» **ZIEL DER AUFGABE**:
Schreib alle folgenden Zeilen unverändert ab. Lass die Bilder dabei weg.

Listen der Elementbereiche

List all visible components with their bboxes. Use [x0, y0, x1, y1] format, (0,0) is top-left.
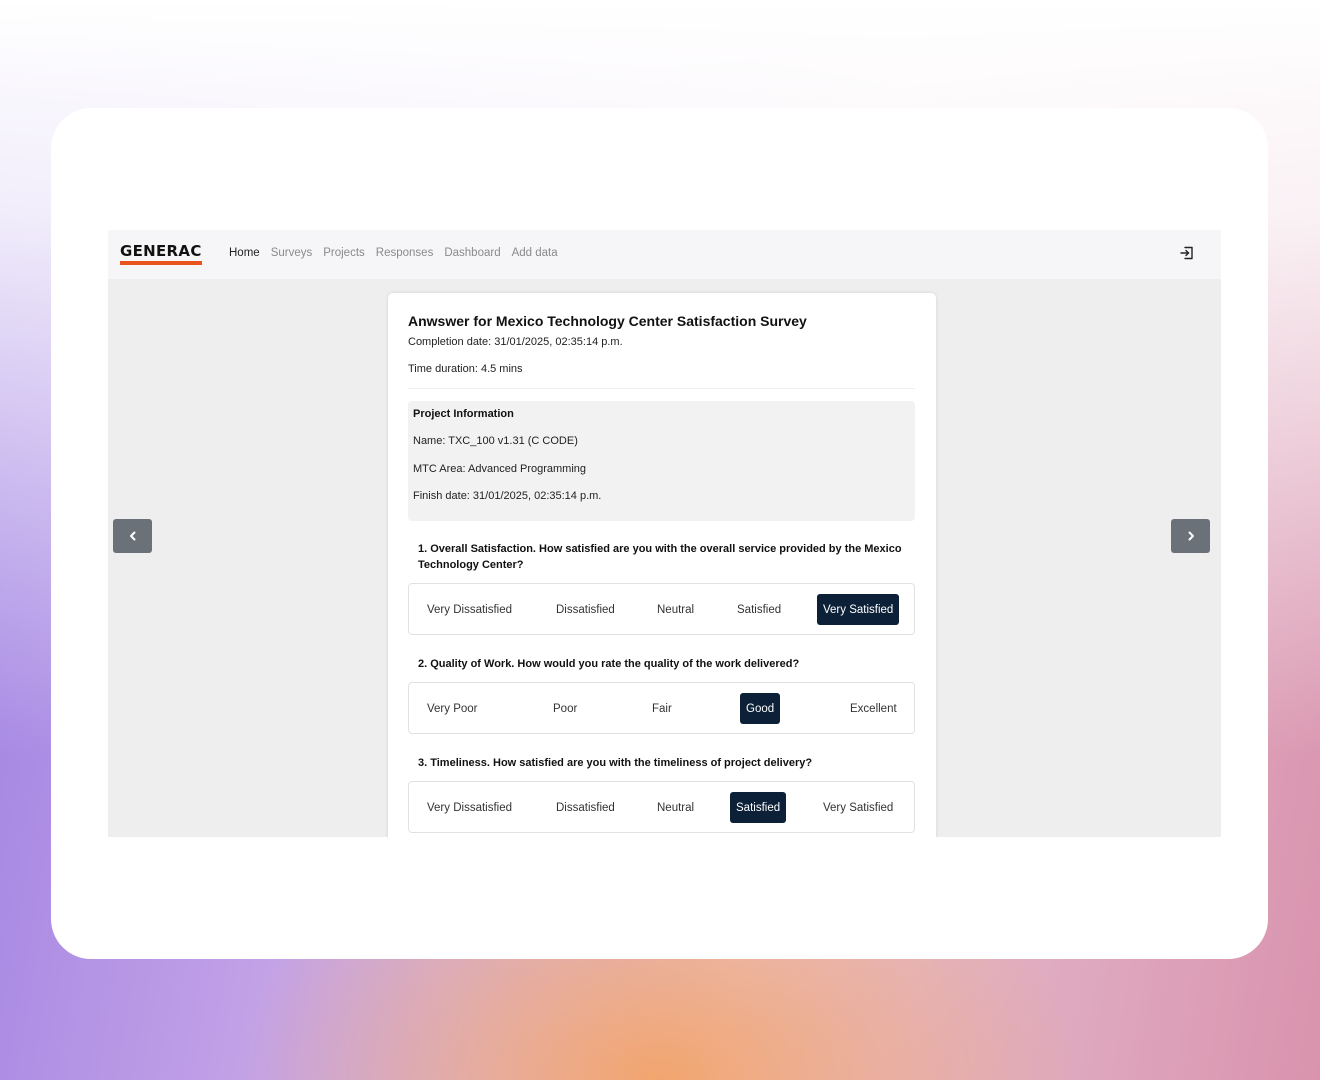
nav-home[interactable]: Home	[229, 247, 260, 259]
q1-option-very-satisfied[interactable]: Very Satisfied	[817, 594, 900, 625]
next-button[interactable]	[1171, 519, 1210, 553]
logo-underline	[120, 261, 202, 265]
project-information: Project Information Name: TXC_100 v1.31 …	[408, 401, 915, 521]
project-finish-date: Finish date: 31/01/2025, 02:35:14 p.m.	[413, 490, 602, 502]
navbar: GENERAC Home Surveys Projects Responses …	[108, 230, 1221, 279]
prev-button[interactable]	[113, 519, 152, 553]
nav-links: Home Surveys Projects Responses Dashboar…	[229, 247, 569, 259]
q2-option-good[interactable]: Good	[740, 693, 781, 724]
nav-dashboard[interactable]: Dashboard	[444, 247, 500, 259]
completion-date: Completion date: 31/01/2025, 02:35:14 p.…	[408, 336, 623, 348]
q1-option-neutral[interactable]: Neutral	[651, 594, 700, 625]
page-title: Anwswer for Mexico Technology Center Sat…	[408, 313, 807, 329]
nav-projects[interactable]: Projects	[323, 247, 365, 259]
q3-option-very-dissatisfied[interactable]: Very Dissatisfied	[421, 792, 518, 823]
app-window: GENERAC Home Surveys Projects Responses …	[108, 230, 1221, 837]
question-1: 1. Overall Satisfaction. How satisfied a…	[418, 543, 902, 571]
logout-icon[interactable]	[1179, 245, 1195, 261]
q1-option-dissatisfied[interactable]: Dissatisfied	[550, 594, 621, 625]
project-heading: Project Information	[413, 408, 514, 420]
question-3-options: Very Dissatisfied Dissatisfied Neutral S…	[408, 781, 915, 833]
question-1-options: Very Dissatisfied Dissatisfied Neutral S…	[408, 583, 915, 635]
nav-surveys[interactable]: Surveys	[271, 247, 313, 259]
nav-add-data[interactable]: Add data	[512, 247, 558, 259]
project-name: Name: TXC_100 v1.31 (C CODE)	[413, 435, 578, 447]
question-2-options: Very Poor Poor Fair Good Excellent	[408, 682, 915, 734]
question-3: 3. Timeliness. How satisfied are you wit…	[418, 757, 813, 769]
q1-option-very-dissatisfied[interactable]: Very Dissatisfied	[421, 594, 518, 625]
q3-option-very-satisfied[interactable]: Very Satisfied	[817, 792, 899, 823]
divider	[408, 388, 915, 389]
time-duration: Time duration: 4.5 mins	[408, 363, 523, 375]
generac-logo[interactable]: GENERAC	[120, 243, 206, 265]
q2-option-poor[interactable]: Poor	[547, 693, 583, 724]
q3-option-satisfied[interactable]: Satisfied	[730, 792, 787, 823]
q3-option-neutral[interactable]: Neutral	[651, 792, 700, 823]
chevron-right-icon	[1188, 531, 1194, 541]
q2-option-very-poor[interactable]: Very Poor	[421, 693, 484, 724]
q2-option-excellent[interactable]: Excellent	[844, 693, 903, 724]
q3-option-dissatisfied[interactable]: Dissatisfied	[550, 792, 621, 823]
survey-answer-panel: Anwswer for Mexico Technology Center Sat…	[388, 293, 936, 837]
logo-text: GENERAC	[120, 242, 202, 260]
q2-option-fair[interactable]: Fair	[646, 693, 678, 724]
question-2: 2. Quality of Work. How would you rate t…	[418, 658, 800, 670]
q1-option-satisfied[interactable]: Satisfied	[731, 594, 787, 625]
chevron-left-icon	[129, 531, 135, 541]
nav-responses[interactable]: Responses	[376, 247, 434, 259]
project-area: MTC Area: Advanced Programming	[413, 463, 587, 475]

» **LÖSUNG DER AUFGABE**:
List all visible components with their bboxes. Use [x0, y0, x1, y1] format, (0,0) is top-left.
nav-home[interactable]: Home	[229, 247, 260, 259]
q1-option-very-satisfied[interactable]: Very Satisfied	[817, 594, 900, 625]
next-button[interactable]	[1171, 519, 1210, 553]
logo-underline	[120, 261, 202, 265]
project-information: Project Information Name: TXC_100 v1.31 …	[408, 401, 915, 521]
project-finish-date: Finish date: 31/01/2025, 02:35:14 p.m.	[413, 490, 602, 502]
navbar: GENERAC Home Surveys Projects Responses …	[108, 230, 1221, 279]
prev-button[interactable]	[113, 519, 152, 553]
nav-links: Home Surveys Projects Responses Dashboar…	[229, 247, 569, 259]
q2-option-good[interactable]: Good	[740, 693, 781, 724]
nav-dashboard[interactable]: Dashboard	[444, 247, 500, 259]
completion-date: Completion date: 31/01/2025, 02:35:14 p.…	[408, 336, 623, 348]
q1-option-neutral[interactable]: Neutral	[651, 594, 700, 625]
page-title: Anwswer for Mexico Technology Center Sat…	[408, 313, 807, 329]
nav-projects[interactable]: Projects	[323, 247, 365, 259]
q3-option-very-dissatisfied[interactable]: Very Dissatisfied	[421, 792, 518, 823]
app-window: GENERAC Home Surveys Projects Responses …	[108, 230, 1221, 837]
question-1: 1. Overall Satisfaction. How satisfied a…	[418, 543, 902, 571]
logout-icon[interactable]	[1179, 245, 1195, 261]
q1-option-dissatisfied[interactable]: Dissatisfied	[550, 594, 621, 625]
project-heading: Project Information	[413, 408, 514, 420]
question-3-options: Very Dissatisfied Dissatisfied Neutral S…	[408, 781, 915, 833]
question-1-options: Very Dissatisfied Dissatisfied Neutral S…	[408, 583, 915, 635]
nav-surveys[interactable]: Surveys	[271, 247, 313, 259]
nav-add-data[interactable]: Add data	[512, 247, 558, 259]
project-name: Name: TXC_100 v1.31 (C CODE)	[413, 435, 578, 447]
question-2-options: Very Poor Poor Fair Good Excellent	[408, 682, 915, 734]
question-3: 3. Timeliness. How satisfied are you wit…	[418, 757, 813, 769]
q1-option-very-dissatisfied[interactable]: Very Dissatisfied	[421, 594, 518, 625]
q3-option-very-satisfied[interactable]: Very Satisfied	[817, 792, 899, 823]
divider	[408, 388, 915, 389]
time-duration: Time duration: 4.5 mins	[408, 363, 523, 375]
generac-logo[interactable]: GENERAC	[120, 243, 206, 265]
q2-option-poor[interactable]: Poor	[547, 693, 583, 724]
q3-option-satisfied[interactable]: Satisfied	[730, 792, 787, 823]
q3-option-neutral[interactable]: Neutral	[651, 792, 700, 823]
chevron-right-icon	[1188, 531, 1194, 541]
q2-option-very-poor[interactable]: Very Poor	[421, 693, 484, 724]
q2-option-excellent[interactable]: Excellent	[844, 693, 903, 724]
q3-option-dissatisfied[interactable]: Dissatisfied	[550, 792, 621, 823]
survey-answer-panel: Anwswer for Mexico Technology Center Sat…	[388, 293, 936, 837]
logo-text: GENERAC	[120, 242, 202, 260]
q2-option-fair[interactable]: Fair	[646, 693, 678, 724]
question-2: 2. Quality of Work. How would you rate t…	[418, 658, 800, 670]
q1-option-satisfied[interactable]: Satisfied	[731, 594, 787, 625]
chevron-left-icon	[129, 531, 135, 541]
nav-responses[interactable]: Responses	[376, 247, 434, 259]
project-area: MTC Area: Advanced Programming	[413, 463, 587, 475]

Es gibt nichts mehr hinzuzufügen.